# DATA SHOWN start
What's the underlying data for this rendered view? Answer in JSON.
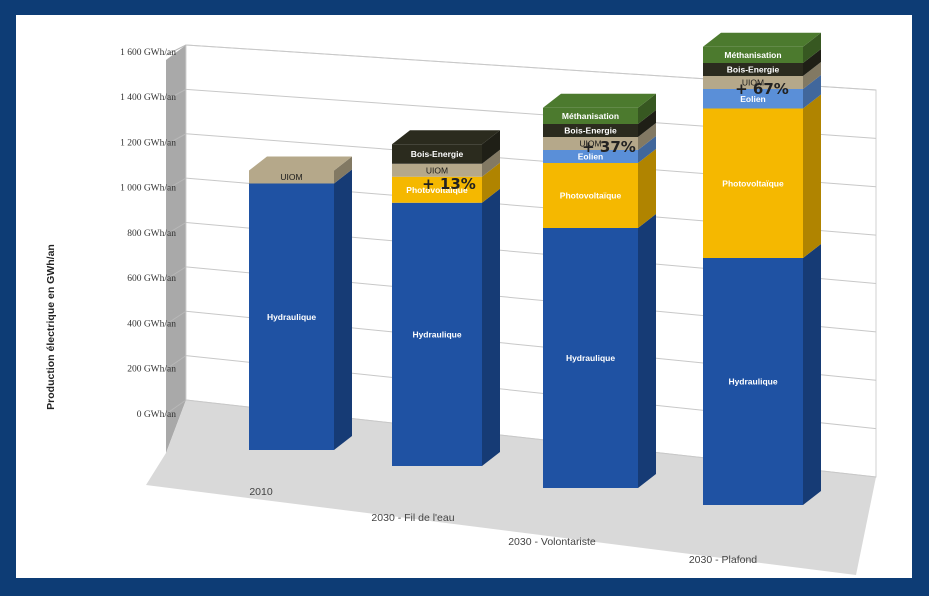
{
  "chart_data": {
    "type": "bar",
    "stacked": true,
    "three_d": true,
    "ylabel": "Production électrique en GWh/an",
    "ylim": [
      0,
      1600
    ],
    "yticks": [
      "0 GWh/an",
      "200 GWh/an",
      "400 GWh/an",
      "600 GWh/an",
      "800 GWh/an",
      "1 000 GWh/an",
      "1 200 GWh/an",
      "1 400 GWh/an",
      "1 600 GWh/an"
    ],
    "grid": true,
    "legend": "none",
    "categories": [
      "2010",
      "2030 - Fil de l'eau",
      "2030 - Volontariste",
      "2030 - Plafond"
    ],
    "increase_labels": [
      "",
      "+ 13%",
      "+ 37%",
      "+ 67%"
    ],
    "series": [
      {
        "name": "Hydraulique",
        "color": "#1f52a3",
        "values": [
          820,
          810,
          800,
          760
        ]
      },
      {
        "name": "Photovoltaïque",
        "color": "#f5b800",
        "values": [
          0,
          80,
          200,
          460
        ]
      },
      {
        "name": "Eolien",
        "color": "#5a8fd8",
        "values": [
          0,
          0,
          40,
          60
        ]
      },
      {
        "name": "UIOM",
        "color": "#b5a88a",
        "values": [
          40,
          40,
          40,
          40
        ]
      },
      {
        "name": "Bois-Energie",
        "color": "#2b2b1e",
        "values": [
          0,
          60,
          40,
          40
        ]
      },
      {
        "name": "Méthanisation",
        "color": "#4c7a2e",
        "values": [
          0,
          0,
          50,
          50
        ]
      }
    ],
    "segment_labels": [
      [
        "Hydraulique",
        "",
        "",
        "UIOM",
        "",
        ""
      ],
      [
        "Hydraulique",
        "Photovoltaïque",
        "",
        "UIOM",
        "Bois-Energie",
        ""
      ],
      [
        "Hydraulique",
        "Photovoltaïque",
        "Eolien",
        "UIOM",
        "Bois-Energie",
        "Méthanisation"
      ],
      [
        "Hydraulique",
        "Photovoltaïque",
        "Eolien",
        "UIOM",
        "Bois-Energie",
        "Méthanisation"
      ]
    ]
  }
}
# DATA SHOWN end
■ **YOUR INSTRUCTIONS**
Every entry above is to be set down exactly; the pictures are to be left out.

■ **WORKED ANSWER**
What's the underlying data for this rendered view? Answer in JSON.
{
  "chart_data": {
    "type": "bar",
    "stacked": true,
    "three_d": true,
    "ylabel": "Production électrique en GWh/an",
    "ylim": [
      0,
      1600
    ],
    "yticks": [
      "0 GWh/an",
      "200 GWh/an",
      "400 GWh/an",
      "600 GWh/an",
      "800 GWh/an",
      "1 000 GWh/an",
      "1 200 GWh/an",
      "1 400 GWh/an",
      "1 600 GWh/an"
    ],
    "grid": true,
    "legend": "none",
    "categories": [
      "2010",
      "2030 - Fil de l'eau",
      "2030 - Volontariste",
      "2030 - Plafond"
    ],
    "increase_labels": [
      "",
      "+ 13%",
      "+ 37%",
      "+ 67%"
    ],
    "series": [
      {
        "name": "Hydraulique",
        "color": "#1f52a3",
        "values": [
          820,
          810,
          800,
          760
        ]
      },
      {
        "name": "Photovoltaïque",
        "color": "#f5b800",
        "values": [
          0,
          80,
          200,
          460
        ]
      },
      {
        "name": "Eolien",
        "color": "#5a8fd8",
        "values": [
          0,
          0,
          40,
          60
        ]
      },
      {
        "name": "UIOM",
        "color": "#b5a88a",
        "values": [
          40,
          40,
          40,
          40
        ]
      },
      {
        "name": "Bois-Energie",
        "color": "#2b2b1e",
        "values": [
          0,
          60,
          40,
          40
        ]
      },
      {
        "name": "Méthanisation",
        "color": "#4c7a2e",
        "values": [
          0,
          0,
          50,
          50
        ]
      }
    ],
    "segment_labels": [
      [
        "Hydraulique",
        "",
        "",
        "UIOM",
        "",
        ""
      ],
      [
        "Hydraulique",
        "Photovoltaïque",
        "",
        "UIOM",
        "Bois-Energie",
        ""
      ],
      [
        "Hydraulique",
        "Photovoltaïque",
        "Eolien",
        "UIOM",
        "Bois-Energie",
        "Méthanisation"
      ],
      [
        "Hydraulique",
        "Photovoltaïque",
        "Eolien",
        "UIOM",
        "Bois-Energie",
        "Méthanisation"
      ]
    ]
  }
}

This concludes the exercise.